WHAT YOU ARE ASKED TO DO ▸ In the entries below, find the lines with the word "text" and copy them.

Chart and figure data:
++++++++

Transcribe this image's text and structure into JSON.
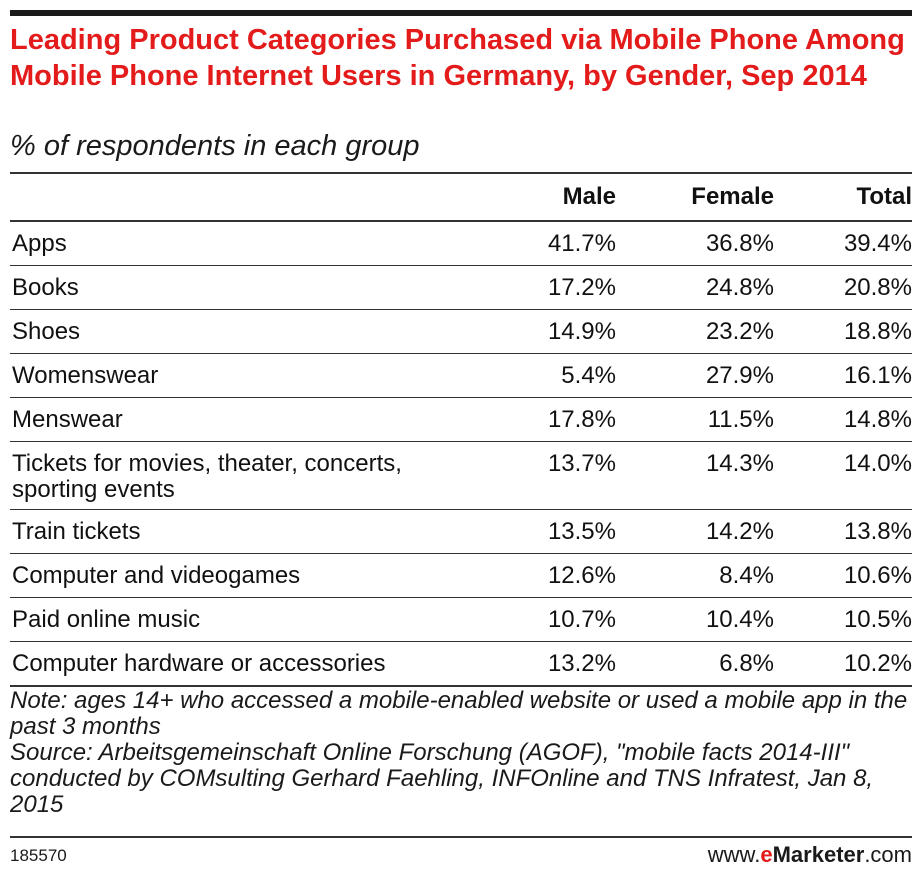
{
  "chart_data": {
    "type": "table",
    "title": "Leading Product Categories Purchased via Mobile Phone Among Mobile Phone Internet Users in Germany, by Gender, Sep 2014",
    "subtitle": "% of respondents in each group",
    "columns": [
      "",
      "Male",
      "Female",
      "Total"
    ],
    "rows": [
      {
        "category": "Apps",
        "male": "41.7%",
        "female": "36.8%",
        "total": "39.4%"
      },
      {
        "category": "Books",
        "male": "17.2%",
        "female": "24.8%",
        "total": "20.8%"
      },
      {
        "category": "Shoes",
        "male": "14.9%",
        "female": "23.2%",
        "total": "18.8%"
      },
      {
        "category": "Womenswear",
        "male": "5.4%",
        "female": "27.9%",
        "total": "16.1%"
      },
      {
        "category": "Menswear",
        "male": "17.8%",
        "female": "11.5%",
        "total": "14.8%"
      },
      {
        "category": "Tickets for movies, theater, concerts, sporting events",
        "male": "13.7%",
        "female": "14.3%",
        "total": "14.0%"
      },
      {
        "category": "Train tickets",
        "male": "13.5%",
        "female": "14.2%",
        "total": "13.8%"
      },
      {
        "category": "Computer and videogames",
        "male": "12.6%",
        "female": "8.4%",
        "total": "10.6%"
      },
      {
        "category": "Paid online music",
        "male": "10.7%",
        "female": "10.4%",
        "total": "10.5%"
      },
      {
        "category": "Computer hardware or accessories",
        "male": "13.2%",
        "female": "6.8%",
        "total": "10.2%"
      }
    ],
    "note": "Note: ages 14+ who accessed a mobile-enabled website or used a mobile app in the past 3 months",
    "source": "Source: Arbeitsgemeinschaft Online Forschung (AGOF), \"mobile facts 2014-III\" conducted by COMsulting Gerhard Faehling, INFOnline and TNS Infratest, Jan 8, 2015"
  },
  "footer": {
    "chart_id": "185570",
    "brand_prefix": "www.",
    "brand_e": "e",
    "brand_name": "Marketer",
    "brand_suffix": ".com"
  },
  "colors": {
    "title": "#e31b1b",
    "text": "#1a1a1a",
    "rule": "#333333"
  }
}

++++++++

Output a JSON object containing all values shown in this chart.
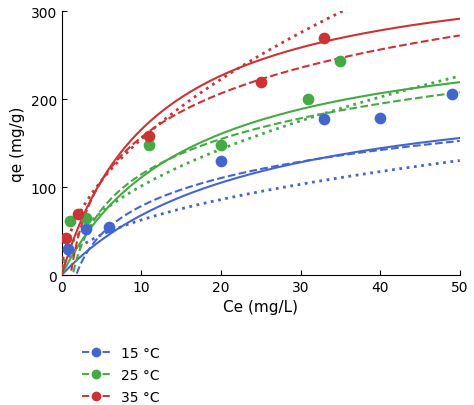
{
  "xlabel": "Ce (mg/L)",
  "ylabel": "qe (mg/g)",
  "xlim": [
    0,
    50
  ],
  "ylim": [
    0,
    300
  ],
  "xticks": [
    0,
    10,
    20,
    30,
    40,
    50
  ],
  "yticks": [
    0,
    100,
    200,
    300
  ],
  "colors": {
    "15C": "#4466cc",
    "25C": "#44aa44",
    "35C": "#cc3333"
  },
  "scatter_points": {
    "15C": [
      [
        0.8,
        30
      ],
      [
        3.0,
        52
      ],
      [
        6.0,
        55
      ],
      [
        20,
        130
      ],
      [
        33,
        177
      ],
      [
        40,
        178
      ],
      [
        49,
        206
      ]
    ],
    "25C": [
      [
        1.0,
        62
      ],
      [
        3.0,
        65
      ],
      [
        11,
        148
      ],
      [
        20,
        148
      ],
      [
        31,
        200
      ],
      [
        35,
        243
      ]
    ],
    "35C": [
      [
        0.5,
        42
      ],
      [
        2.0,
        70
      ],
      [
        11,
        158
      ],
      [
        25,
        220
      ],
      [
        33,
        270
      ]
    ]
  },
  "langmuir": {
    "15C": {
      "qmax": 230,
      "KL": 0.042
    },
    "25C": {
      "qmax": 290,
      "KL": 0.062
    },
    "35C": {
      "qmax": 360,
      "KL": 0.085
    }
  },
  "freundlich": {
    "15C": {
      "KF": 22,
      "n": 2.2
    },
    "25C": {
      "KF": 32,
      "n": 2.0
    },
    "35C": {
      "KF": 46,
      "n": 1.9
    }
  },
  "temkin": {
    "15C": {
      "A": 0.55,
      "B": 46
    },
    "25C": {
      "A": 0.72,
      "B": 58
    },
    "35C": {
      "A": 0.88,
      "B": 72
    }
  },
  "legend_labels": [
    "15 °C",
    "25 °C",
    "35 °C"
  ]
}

++++++++

CORRECT RESULT ▸
Transcribe this image's text and structure into JSON.
    "text": "#1a1a1a",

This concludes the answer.